Directions:
Print all of the lines exactly. Any picture among them stays out.
· · · ·
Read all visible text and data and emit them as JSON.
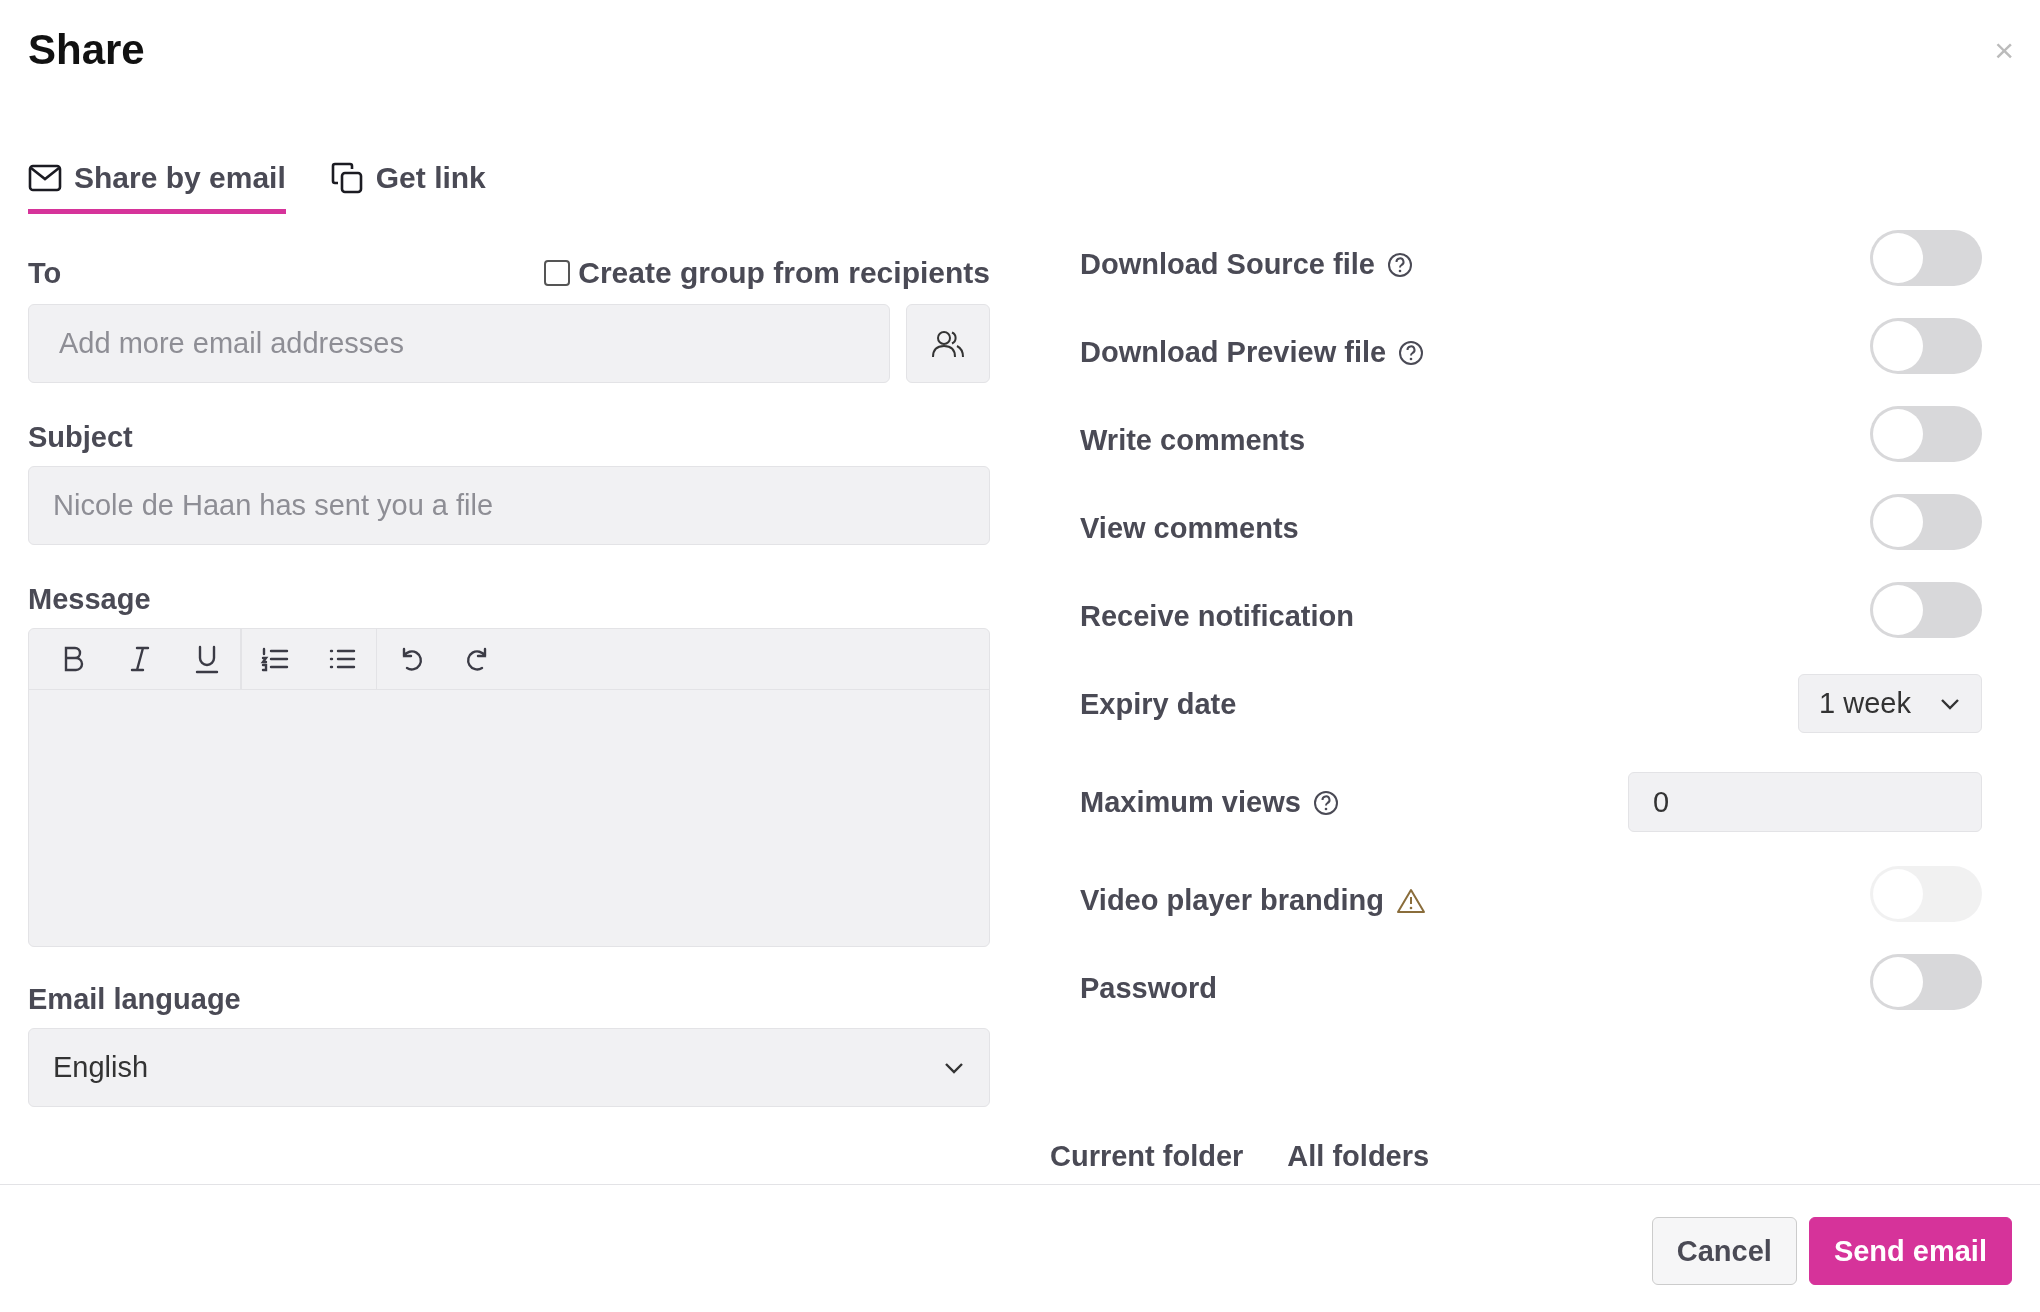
{
  "dialog": {
    "title": "Share",
    "close": "×"
  },
  "tabs": [
    {
      "label": "Share by email",
      "selected": true
    },
    {
      "label": "Get link",
      "selected": false
    }
  ],
  "to": {
    "label": "To",
    "placeholder": "Add more email addresses",
    "group_checkbox": {
      "label": "Create group from recipients",
      "checked": false
    }
  },
  "subject": {
    "label": "Subject",
    "placeholder": "Nicole de Haan has sent you a file"
  },
  "message": {
    "label": "Message"
  },
  "email_language": {
    "label": "Email language",
    "value": "English"
  },
  "settings": [
    {
      "kind": "toggle",
      "label": "Download Source file",
      "help": true,
      "warning": false,
      "on": false,
      "disabled": false
    },
    {
      "kind": "toggle",
      "label": "Download Preview file",
      "help": true,
      "warning": false,
      "on": false,
      "disabled": false
    },
    {
      "kind": "toggle",
      "label": "Write comments",
      "help": false,
      "warning": false,
      "on": false,
      "disabled": false
    },
    {
      "kind": "toggle",
      "label": "View comments",
      "help": false,
      "warning": false,
      "on": false,
      "disabled": false
    },
    {
      "kind": "toggle",
      "label": "Receive notification",
      "help": false,
      "warning": false,
      "on": false,
      "disabled": false
    },
    {
      "kind": "select",
      "label": "Expiry date",
      "help": false,
      "warning": false,
      "value": "1 week"
    },
    {
      "kind": "number",
      "label": "Maximum views",
      "help": true,
      "warning": false,
      "value": "0"
    },
    {
      "kind": "toggle",
      "label": "Video player branding",
      "help": false,
      "warning": true,
      "on": false,
      "disabled": true
    },
    {
      "kind": "toggle",
      "label": "Password",
      "help": false,
      "warning": false,
      "on": false,
      "disabled": false
    }
  ],
  "folder_tabs": [
    "Current folder",
    "All folders"
  ],
  "buttons": [
    {
      "label": "Cancel",
      "kind": "secondary"
    },
    {
      "label": "Send email",
      "kind": "primary"
    }
  ]
}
· · · ·
Reply:
Read all visible text and data and emit them as JSON.
{
  "dialog": {
    "title": "Share",
    "close": "×"
  },
  "tabs": [
    {
      "label": "Share by email",
      "selected": true
    },
    {
      "label": "Get link",
      "selected": false
    }
  ],
  "to": {
    "label": "To",
    "placeholder": "Add more email addresses",
    "group_checkbox": {
      "label": "Create group from recipients",
      "checked": false
    }
  },
  "subject": {
    "label": "Subject",
    "placeholder": "Nicole de Haan has sent you a file"
  },
  "message": {
    "label": "Message"
  },
  "email_language": {
    "label": "Email language",
    "value": "English"
  },
  "settings": [
    {
      "kind": "toggle",
      "label": "Download Source file",
      "help": true,
      "warning": false,
      "on": false,
      "disabled": false
    },
    {
      "kind": "toggle",
      "label": "Download Preview file",
      "help": true,
      "warning": false,
      "on": false,
      "disabled": false
    },
    {
      "kind": "toggle",
      "label": "Write comments",
      "help": false,
      "warning": false,
      "on": false,
      "disabled": false
    },
    {
      "kind": "toggle",
      "label": "View comments",
      "help": false,
      "warning": false,
      "on": false,
      "disabled": false
    },
    {
      "kind": "toggle",
      "label": "Receive notification",
      "help": false,
      "warning": false,
      "on": false,
      "disabled": false
    },
    {
      "kind": "select",
      "label": "Expiry date",
      "help": false,
      "warning": false,
      "value": "1 week"
    },
    {
      "kind": "number",
      "label": "Maximum views",
      "help": true,
      "warning": false,
      "value": "0"
    },
    {
      "kind": "toggle",
      "label": "Video player branding",
      "help": false,
      "warning": true,
      "on": false,
      "disabled": true
    },
    {
      "kind": "toggle",
      "label": "Password",
      "help": false,
      "warning": false,
      "on": false,
      "disabled": false
    }
  ],
  "folder_tabs": [
    "Current folder",
    "All folders"
  ],
  "buttons": [
    {
      "label": "Cancel",
      "kind": "secondary"
    },
    {
      "label": "Send email",
      "kind": "primary"
    }
  ]
}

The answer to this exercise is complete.